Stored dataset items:
◇ ◇ ◇ ◇ ◇ ◇ ◇
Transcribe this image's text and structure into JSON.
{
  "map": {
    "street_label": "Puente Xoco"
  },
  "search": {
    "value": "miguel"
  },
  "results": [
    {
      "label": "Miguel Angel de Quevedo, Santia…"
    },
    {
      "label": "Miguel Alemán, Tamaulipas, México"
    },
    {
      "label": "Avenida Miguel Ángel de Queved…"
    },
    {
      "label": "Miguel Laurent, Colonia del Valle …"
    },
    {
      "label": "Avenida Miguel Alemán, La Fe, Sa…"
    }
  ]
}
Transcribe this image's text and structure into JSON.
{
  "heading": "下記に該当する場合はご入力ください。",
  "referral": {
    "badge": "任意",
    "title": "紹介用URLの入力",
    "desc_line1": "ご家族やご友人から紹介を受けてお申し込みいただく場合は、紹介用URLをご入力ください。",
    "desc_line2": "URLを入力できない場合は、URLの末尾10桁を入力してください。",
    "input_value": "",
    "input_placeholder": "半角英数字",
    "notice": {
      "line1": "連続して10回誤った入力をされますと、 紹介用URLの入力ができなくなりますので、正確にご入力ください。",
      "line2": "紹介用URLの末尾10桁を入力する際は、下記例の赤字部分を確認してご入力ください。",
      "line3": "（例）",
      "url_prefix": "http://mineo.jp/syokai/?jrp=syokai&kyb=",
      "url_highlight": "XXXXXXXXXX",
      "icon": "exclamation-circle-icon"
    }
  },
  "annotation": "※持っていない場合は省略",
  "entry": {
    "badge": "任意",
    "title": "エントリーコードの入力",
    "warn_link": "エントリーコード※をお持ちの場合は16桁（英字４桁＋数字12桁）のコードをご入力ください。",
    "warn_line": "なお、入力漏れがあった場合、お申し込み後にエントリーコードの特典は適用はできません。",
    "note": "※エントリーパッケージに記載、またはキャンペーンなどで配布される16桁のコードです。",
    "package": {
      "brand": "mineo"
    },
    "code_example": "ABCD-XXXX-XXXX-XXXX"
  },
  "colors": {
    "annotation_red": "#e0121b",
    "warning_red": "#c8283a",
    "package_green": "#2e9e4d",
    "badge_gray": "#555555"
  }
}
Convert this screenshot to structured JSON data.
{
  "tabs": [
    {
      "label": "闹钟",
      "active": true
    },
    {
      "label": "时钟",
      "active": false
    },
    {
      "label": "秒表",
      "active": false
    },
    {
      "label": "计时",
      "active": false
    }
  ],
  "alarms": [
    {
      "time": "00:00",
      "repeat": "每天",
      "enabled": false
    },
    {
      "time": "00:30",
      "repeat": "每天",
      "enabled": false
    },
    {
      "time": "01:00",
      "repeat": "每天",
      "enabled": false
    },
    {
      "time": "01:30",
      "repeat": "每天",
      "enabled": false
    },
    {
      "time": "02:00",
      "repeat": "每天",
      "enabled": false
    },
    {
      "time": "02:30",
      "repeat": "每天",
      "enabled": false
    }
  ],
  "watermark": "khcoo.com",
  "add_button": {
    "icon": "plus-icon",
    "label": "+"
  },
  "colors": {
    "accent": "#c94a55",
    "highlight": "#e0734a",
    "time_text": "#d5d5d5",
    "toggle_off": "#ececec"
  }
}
◇ ◇ ◇ ◇ ◇ ◇ ◇
§ Task to carry out
Print from the line containing "Convert this screenshot" to the last line above, exactly as written.

§ The result
Convert this screenshot to structured JSON data.
{
  "tabs": [
    {
      "label": "闹钟",
      "active": true
    },
    {
      "label": "时钟",
      "active": false
    },
    {
      "label": "秒表",
      "active": false
    },
    {
      "label": "计时",
      "active": false
    }
  ],
  "alarms": [
    {
      "time": "00:00",
      "repeat": "每天",
      "enabled": false
    },
    {
      "time": "00:30",
      "repeat": "每天",
      "enabled": false
    },
    {
      "time": "01:00",
      "repeat": "每天",
      "enabled": false
    },
    {
      "time": "01:30",
      "repeat": "每天",
      "enabled": false
    },
    {
      "time": "02:00",
      "repeat": "每天",
      "enabled": false
    },
    {
      "time": "02:30",
      "repeat": "每天",
      "enabled": false
    }
  ],
  "watermark": "khcoo.com",
  "add_button": {
    "icon": "plus-icon",
    "label": "+"
  },
  "colors": {
    "accent": "#c94a55",
    "highlight": "#e0734a",
    "time_text": "#d5d5d5",
    "toggle_off": "#ececec"
  }
}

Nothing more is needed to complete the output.